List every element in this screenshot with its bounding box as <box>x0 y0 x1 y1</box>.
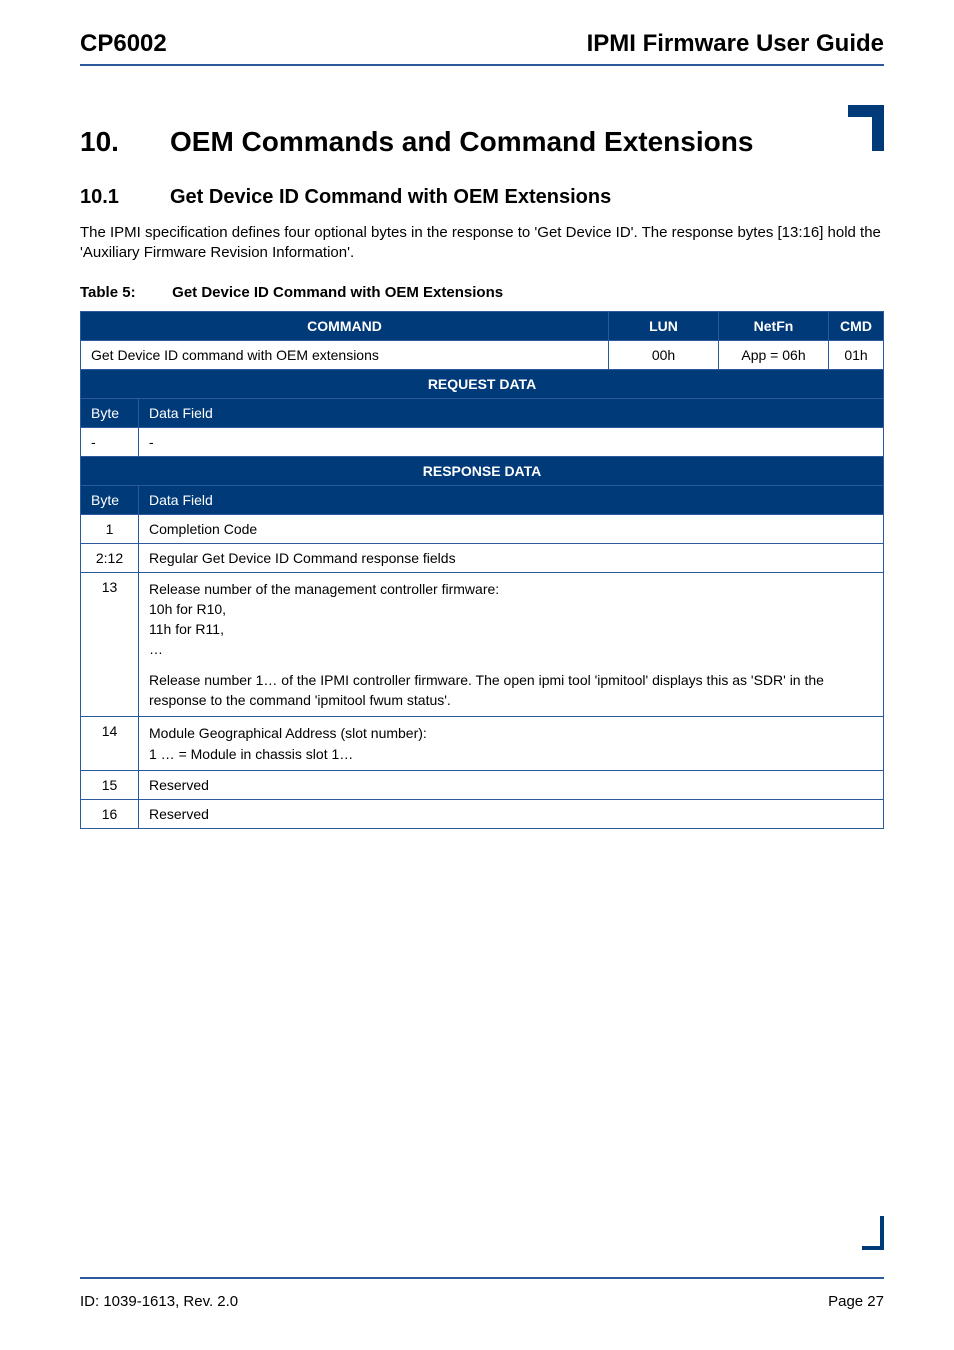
section-number: 10.1 <box>80 186 170 209</box>
data-field-label: Data Field <box>139 485 884 514</box>
chapter-title: OEM Commands and Command Extensions <box>170 126 753 158</box>
cmd-lun: 00h <box>609 340 719 369</box>
footer-page: Page 27 <box>828 1293 884 1310</box>
request-section: REQUEST DATA <box>81 369 884 398</box>
col-lun: LUN <box>609 311 719 340</box>
header-product: CP6002 <box>80 30 167 58</box>
command-table: COMMAND LUN NetFn CMD Get Device ID comm… <box>80 311 884 829</box>
table-header-row: COMMAND LUN NetFn CMD <box>81 311 884 340</box>
resp-data: Release number of the management control… <box>139 572 884 717</box>
resp-byte: 13 <box>81 572 139 717</box>
col-netfn: NetFn <box>719 311 829 340</box>
table-caption-label: Table 5: <box>80 284 168 301</box>
chapter-number: 10. <box>80 126 170 158</box>
table-row: 15 Reserved <box>81 770 884 799</box>
byte-label: Byte <box>81 398 139 427</box>
footer-corner-icon <box>862 1216 884 1255</box>
resp-data: Reserved <box>139 770 884 799</box>
header-rule <box>80 64 884 66</box>
table-caption-text: Get Device ID Command with OEM Extension… <box>172 284 503 301</box>
req-data: - <box>139 427 884 456</box>
table-row: Get Device ID command with OEM extension… <box>81 340 884 369</box>
table-row: - - <box>81 427 884 456</box>
cmd-netfn: App = 06h <box>719 340 829 369</box>
data-field-label: Data Field <box>139 398 884 427</box>
col-cmd: CMD <box>829 311 884 340</box>
footer-rule <box>80 1277 884 1279</box>
request-byte-header: Byte Data Field <box>81 398 884 427</box>
cmd-cmd: 01h <box>829 340 884 369</box>
response-byte-header: Byte Data Field <box>81 485 884 514</box>
table-row: 1 Completion Code <box>81 514 884 543</box>
resp-data: Regular Get Device ID Command response f… <box>139 543 884 572</box>
resp-byte: 15 <box>81 770 139 799</box>
cmd-name: Get Device ID command with OEM extension… <box>81 340 609 369</box>
section-intro: The IPMI specification defines four opti… <box>80 223 884 264</box>
table-caption: Table 5: Get Device ID Command with OEM … <box>80 284 884 301</box>
table-row: 14 Module Geographical Address (slot num… <box>81 717 884 771</box>
table-row: 13 Release number of the management cont… <box>81 572 884 717</box>
col-command: COMMAND <box>81 311 609 340</box>
table-row: 2:12 Regular Get Device ID Command respo… <box>81 543 884 572</box>
request-label: REQUEST DATA <box>81 369 884 398</box>
corner-mark-icon <box>836 105 884 151</box>
req-byte: - <box>81 427 139 456</box>
resp-data: Reserved <box>139 799 884 828</box>
response-label: RESPONSE DATA <box>81 456 884 485</box>
table-row: 16 Reserved <box>81 799 884 828</box>
resp-byte: 1 <box>81 514 139 543</box>
resp-data: Module Geographical Address (slot number… <box>139 717 884 771</box>
resp-byte: 2:12 <box>81 543 139 572</box>
byte-label: Byte <box>81 485 139 514</box>
resp-data: Completion Code <box>139 514 884 543</box>
resp-byte: 16 <box>81 799 139 828</box>
resp-byte: 14 <box>81 717 139 771</box>
footer-id: ID: 1039-1613, Rev. 2.0 <box>80 1293 238 1310</box>
section-title: Get Device ID Command with OEM Extension… <box>170 186 611 209</box>
response-section: RESPONSE DATA <box>81 456 884 485</box>
header-title: IPMI Firmware User Guide <box>587 30 884 58</box>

== == ==

Exercise prompt: Reproduce every line of the records above verbatim, omitting the pictures.

Finished answer:
List every element in this screenshot with its bounding box as <box>x0 y0 x1 y1</box>.
section-number: 10.1 <box>80 186 170 209</box>
data-field-label: Data Field <box>139 485 884 514</box>
chapter-title: OEM Commands and Command Extensions <box>170 126 753 158</box>
cmd-lun: 00h <box>609 340 719 369</box>
footer-page: Page 27 <box>828 1293 884 1310</box>
request-section: REQUEST DATA <box>81 369 884 398</box>
col-lun: LUN <box>609 311 719 340</box>
header-product: CP6002 <box>80 30 167 58</box>
command-table: COMMAND LUN NetFn CMD Get Device ID comm… <box>80 311 884 829</box>
table-header-row: COMMAND LUN NetFn CMD <box>81 311 884 340</box>
resp-data: Release number of the management control… <box>139 572 884 717</box>
resp-byte: 13 <box>81 572 139 717</box>
col-netfn: NetFn <box>719 311 829 340</box>
table-caption-label: Table 5: <box>80 284 168 301</box>
chapter-number: 10. <box>80 126 170 158</box>
table-row: 15 Reserved <box>81 770 884 799</box>
byte-label: Byte <box>81 398 139 427</box>
footer-corner-icon <box>862 1216 884 1255</box>
resp-data: Reserved <box>139 770 884 799</box>
header-rule <box>80 64 884 66</box>
table-caption-text: Get Device ID Command with OEM Extension… <box>172 284 503 301</box>
req-data: - <box>139 427 884 456</box>
table-row: Get Device ID command with OEM extension… <box>81 340 884 369</box>
table-row: - - <box>81 427 884 456</box>
cmd-netfn: App = 06h <box>719 340 829 369</box>
data-field-label: Data Field <box>139 398 884 427</box>
col-cmd: CMD <box>829 311 884 340</box>
footer-rule <box>80 1277 884 1279</box>
request-byte-header: Byte Data Field <box>81 398 884 427</box>
cmd-cmd: 01h <box>829 340 884 369</box>
response-byte-header: Byte Data Field <box>81 485 884 514</box>
table-row: 1 Completion Code <box>81 514 884 543</box>
resp-data: Regular Get Device ID Command response f… <box>139 543 884 572</box>
resp-byte: 15 <box>81 770 139 799</box>
cmd-name: Get Device ID command with OEM extension… <box>81 340 609 369</box>
section-intro: The IPMI specification defines four opti… <box>80 223 884 264</box>
table-caption: Table 5: Get Device ID Command with OEM … <box>80 284 884 301</box>
table-row: 14 Module Geographical Address (slot num… <box>81 717 884 771</box>
table-row: 13 Release number of the management cont… <box>81 572 884 717</box>
col-command: COMMAND <box>81 311 609 340</box>
table-row: 2:12 Regular Get Device ID Command respo… <box>81 543 884 572</box>
request-label: REQUEST DATA <box>81 369 884 398</box>
corner-mark-icon <box>836 105 884 151</box>
req-byte: - <box>81 427 139 456</box>
resp-data: Reserved <box>139 799 884 828</box>
response-label: RESPONSE DATA <box>81 456 884 485</box>
table-row: 16 Reserved <box>81 799 884 828</box>
resp-byte: 1 <box>81 514 139 543</box>
resp-data: Module Geographical Address (slot number… <box>139 717 884 771</box>
resp-byte: 2:12 <box>81 543 139 572</box>
byte-label: Byte <box>81 485 139 514</box>
resp-data: Completion Code <box>139 514 884 543</box>
resp-byte: 16 <box>81 799 139 828</box>
resp-byte: 14 <box>81 717 139 771</box>
footer-id: ID: 1039-1613, Rev. 2.0 <box>80 1293 238 1310</box>
section-title: Get Device ID Command with OEM Extension… <box>170 186 611 209</box>
response-section: RESPONSE DATA <box>81 456 884 485</box>
header-title: IPMI Firmware User Guide <box>587 30 884 58</box>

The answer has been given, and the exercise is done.